DESCRIPTION OF THE TASK> Records follow. Pull out every line that contains "label".

RECORDS>

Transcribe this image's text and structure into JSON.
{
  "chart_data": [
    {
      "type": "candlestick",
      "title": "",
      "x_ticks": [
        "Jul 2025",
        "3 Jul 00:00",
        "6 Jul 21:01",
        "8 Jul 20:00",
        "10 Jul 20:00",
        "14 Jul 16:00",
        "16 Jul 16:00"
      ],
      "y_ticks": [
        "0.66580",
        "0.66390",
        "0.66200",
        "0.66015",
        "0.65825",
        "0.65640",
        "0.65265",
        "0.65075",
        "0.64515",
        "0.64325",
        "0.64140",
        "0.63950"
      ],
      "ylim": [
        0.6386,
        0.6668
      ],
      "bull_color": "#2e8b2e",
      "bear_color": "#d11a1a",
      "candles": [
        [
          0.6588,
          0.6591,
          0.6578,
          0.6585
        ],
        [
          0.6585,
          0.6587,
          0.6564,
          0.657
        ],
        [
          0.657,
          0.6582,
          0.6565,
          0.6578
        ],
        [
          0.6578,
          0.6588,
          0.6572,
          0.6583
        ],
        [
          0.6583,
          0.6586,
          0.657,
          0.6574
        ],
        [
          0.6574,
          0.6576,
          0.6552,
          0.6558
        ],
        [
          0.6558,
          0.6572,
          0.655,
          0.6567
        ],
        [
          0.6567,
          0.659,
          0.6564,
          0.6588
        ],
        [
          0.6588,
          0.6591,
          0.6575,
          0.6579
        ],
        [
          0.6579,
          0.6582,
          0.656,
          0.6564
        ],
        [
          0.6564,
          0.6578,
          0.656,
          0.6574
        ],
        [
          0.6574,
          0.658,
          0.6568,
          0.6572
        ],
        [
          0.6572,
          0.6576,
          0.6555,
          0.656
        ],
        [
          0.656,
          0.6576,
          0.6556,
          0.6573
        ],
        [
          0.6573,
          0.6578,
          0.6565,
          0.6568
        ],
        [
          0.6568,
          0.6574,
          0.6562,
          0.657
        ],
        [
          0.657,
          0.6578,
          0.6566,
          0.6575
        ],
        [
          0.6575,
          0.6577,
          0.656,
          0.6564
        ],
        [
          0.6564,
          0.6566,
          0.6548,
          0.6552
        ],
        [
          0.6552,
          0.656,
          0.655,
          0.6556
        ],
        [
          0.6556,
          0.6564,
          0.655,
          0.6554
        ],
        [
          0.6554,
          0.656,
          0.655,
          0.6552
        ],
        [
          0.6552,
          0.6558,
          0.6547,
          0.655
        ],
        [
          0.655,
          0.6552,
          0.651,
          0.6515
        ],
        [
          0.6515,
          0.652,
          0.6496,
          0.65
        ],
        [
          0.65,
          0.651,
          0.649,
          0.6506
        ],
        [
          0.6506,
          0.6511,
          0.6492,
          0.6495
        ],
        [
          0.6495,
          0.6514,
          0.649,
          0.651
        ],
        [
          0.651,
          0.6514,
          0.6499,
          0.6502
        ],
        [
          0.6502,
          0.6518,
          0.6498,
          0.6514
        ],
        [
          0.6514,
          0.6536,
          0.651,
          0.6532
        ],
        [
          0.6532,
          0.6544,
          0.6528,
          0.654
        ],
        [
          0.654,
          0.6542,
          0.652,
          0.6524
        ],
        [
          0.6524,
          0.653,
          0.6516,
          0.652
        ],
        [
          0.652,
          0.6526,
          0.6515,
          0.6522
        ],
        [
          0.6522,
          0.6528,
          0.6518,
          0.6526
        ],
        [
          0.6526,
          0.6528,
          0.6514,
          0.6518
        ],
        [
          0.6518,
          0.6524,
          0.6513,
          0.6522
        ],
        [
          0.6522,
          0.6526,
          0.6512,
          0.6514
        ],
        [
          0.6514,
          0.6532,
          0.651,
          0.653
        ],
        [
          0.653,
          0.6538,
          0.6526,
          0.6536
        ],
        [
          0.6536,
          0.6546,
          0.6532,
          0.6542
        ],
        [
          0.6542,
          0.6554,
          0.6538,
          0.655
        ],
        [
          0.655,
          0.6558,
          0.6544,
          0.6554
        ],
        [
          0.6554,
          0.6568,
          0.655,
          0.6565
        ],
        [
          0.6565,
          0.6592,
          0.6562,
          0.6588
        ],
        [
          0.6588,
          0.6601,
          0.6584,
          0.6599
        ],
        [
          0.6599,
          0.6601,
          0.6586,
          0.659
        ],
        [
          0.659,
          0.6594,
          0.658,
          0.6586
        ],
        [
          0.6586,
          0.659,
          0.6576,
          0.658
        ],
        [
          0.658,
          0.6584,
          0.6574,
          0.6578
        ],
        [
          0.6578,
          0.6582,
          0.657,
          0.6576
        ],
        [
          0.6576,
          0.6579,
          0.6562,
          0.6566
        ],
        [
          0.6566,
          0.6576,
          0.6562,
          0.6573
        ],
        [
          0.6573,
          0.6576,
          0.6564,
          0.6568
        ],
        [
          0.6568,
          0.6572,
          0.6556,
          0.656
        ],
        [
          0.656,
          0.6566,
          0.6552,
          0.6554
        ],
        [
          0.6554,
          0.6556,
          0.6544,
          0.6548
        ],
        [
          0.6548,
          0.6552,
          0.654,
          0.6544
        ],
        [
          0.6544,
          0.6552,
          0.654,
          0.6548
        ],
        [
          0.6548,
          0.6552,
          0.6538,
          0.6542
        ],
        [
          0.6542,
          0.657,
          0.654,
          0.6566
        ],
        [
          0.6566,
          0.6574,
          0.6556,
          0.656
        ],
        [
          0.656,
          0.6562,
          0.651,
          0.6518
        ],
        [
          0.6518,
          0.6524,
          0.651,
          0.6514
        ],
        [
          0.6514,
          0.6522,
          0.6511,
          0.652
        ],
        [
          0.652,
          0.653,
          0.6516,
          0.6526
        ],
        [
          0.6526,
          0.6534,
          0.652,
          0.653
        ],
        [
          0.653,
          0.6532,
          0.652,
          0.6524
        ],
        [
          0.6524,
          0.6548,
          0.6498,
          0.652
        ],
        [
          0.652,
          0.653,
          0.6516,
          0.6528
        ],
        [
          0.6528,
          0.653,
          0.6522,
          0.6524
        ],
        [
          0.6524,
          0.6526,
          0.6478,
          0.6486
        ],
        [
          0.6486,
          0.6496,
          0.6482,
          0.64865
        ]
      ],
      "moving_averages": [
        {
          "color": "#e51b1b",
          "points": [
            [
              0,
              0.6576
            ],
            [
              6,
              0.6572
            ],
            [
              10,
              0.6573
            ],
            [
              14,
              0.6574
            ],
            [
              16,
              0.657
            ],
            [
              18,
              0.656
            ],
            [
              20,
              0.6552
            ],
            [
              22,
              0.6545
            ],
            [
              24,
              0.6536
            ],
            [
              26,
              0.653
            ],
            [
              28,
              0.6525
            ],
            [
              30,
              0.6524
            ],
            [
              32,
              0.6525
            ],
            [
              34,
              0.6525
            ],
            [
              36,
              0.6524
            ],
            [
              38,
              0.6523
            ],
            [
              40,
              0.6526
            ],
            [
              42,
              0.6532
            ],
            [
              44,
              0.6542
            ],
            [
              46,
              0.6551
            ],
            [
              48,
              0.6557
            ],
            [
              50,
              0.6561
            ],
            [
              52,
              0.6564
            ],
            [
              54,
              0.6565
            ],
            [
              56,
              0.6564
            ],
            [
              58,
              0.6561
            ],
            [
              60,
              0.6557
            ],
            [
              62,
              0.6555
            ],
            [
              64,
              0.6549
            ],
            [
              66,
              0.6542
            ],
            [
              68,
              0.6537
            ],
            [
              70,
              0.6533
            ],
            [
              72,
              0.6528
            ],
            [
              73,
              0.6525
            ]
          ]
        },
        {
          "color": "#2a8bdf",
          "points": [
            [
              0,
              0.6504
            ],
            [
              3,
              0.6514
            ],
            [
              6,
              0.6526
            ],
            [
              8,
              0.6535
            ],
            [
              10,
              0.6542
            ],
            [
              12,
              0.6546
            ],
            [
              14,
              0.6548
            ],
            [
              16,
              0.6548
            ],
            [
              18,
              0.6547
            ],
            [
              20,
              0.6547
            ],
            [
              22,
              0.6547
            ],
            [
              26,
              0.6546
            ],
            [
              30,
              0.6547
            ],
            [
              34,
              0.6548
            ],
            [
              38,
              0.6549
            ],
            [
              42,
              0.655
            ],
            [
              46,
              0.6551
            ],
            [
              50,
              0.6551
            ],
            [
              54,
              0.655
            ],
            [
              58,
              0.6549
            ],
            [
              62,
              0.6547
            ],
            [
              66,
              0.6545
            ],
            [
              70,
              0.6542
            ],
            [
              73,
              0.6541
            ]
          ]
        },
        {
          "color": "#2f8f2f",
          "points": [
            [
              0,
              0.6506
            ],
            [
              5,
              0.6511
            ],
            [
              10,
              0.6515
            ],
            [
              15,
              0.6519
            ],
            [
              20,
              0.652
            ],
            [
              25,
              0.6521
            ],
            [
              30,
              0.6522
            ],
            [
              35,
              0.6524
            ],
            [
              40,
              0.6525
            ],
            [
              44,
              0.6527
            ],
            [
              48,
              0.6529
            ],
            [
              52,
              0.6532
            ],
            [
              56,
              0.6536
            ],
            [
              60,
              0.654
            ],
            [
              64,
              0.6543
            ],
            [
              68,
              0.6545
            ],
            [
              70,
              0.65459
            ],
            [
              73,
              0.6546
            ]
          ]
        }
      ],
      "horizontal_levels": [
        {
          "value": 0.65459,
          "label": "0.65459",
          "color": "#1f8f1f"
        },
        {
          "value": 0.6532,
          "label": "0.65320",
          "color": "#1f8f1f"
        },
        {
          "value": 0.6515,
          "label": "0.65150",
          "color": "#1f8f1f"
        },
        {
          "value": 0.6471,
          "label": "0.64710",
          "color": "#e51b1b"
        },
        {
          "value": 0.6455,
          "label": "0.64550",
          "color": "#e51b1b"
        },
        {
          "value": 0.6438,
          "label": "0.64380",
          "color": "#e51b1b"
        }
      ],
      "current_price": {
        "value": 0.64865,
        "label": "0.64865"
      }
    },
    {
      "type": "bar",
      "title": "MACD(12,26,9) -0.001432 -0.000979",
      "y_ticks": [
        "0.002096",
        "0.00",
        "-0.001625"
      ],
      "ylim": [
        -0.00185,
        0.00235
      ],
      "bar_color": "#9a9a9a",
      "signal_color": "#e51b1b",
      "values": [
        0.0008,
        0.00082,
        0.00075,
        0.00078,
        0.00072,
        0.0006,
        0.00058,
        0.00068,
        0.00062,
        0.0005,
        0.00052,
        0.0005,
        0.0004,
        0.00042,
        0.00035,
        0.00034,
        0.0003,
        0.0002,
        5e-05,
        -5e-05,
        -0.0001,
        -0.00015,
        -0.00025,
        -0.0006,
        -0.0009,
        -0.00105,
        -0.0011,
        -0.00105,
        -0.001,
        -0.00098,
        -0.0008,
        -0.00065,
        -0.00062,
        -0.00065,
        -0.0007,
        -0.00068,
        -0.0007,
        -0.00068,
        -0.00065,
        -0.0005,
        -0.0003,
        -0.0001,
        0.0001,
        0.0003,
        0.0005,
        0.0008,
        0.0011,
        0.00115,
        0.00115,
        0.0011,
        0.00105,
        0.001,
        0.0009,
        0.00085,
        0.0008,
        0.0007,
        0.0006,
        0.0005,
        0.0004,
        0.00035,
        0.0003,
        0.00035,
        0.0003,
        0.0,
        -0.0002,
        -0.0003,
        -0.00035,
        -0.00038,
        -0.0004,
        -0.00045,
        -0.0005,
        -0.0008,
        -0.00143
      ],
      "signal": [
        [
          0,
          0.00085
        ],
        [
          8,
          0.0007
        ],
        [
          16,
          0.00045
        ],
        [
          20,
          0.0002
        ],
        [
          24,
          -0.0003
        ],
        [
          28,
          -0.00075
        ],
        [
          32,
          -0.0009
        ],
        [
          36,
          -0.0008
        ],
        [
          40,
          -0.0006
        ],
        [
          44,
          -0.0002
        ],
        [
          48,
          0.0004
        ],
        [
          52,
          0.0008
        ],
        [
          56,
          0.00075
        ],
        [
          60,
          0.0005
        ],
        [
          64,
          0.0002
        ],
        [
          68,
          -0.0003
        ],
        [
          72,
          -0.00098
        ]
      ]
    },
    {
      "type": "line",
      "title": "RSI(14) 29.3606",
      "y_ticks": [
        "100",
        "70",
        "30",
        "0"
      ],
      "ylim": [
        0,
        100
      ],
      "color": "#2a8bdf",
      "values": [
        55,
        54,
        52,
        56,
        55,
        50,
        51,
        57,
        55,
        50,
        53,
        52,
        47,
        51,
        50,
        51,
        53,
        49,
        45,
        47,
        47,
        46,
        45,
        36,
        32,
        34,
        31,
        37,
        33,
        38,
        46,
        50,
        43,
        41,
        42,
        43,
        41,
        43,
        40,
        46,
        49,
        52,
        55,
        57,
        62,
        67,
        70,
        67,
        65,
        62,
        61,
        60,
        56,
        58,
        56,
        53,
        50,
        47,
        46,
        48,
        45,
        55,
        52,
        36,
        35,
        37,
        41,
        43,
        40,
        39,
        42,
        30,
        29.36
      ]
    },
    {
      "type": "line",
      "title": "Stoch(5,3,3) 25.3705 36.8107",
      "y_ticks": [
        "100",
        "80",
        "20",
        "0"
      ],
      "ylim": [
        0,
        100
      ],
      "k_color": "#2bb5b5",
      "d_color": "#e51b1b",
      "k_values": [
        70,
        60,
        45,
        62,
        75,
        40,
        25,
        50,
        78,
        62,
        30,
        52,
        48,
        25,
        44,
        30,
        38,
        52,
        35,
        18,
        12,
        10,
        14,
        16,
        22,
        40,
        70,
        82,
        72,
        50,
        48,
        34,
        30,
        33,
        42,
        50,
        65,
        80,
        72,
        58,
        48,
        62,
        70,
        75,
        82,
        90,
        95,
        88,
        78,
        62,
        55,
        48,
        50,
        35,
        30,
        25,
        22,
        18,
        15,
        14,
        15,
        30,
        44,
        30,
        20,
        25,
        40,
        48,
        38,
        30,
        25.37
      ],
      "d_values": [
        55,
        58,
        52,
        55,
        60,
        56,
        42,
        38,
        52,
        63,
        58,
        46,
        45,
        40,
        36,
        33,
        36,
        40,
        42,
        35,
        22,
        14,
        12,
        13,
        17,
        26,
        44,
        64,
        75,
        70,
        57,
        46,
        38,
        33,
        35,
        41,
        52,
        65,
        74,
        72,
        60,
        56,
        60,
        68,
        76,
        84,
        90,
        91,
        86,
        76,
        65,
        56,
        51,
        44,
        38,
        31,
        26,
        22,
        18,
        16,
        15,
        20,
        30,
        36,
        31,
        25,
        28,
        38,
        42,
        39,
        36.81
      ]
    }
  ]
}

THE OUTPUT>
          "label": "0.65459",
          "label": "0.65320",
          "label": "0.65150",
          "label": "0.64710",
          "label": "0.64550",
          "label": "0.64380",
        "label": "0.64865"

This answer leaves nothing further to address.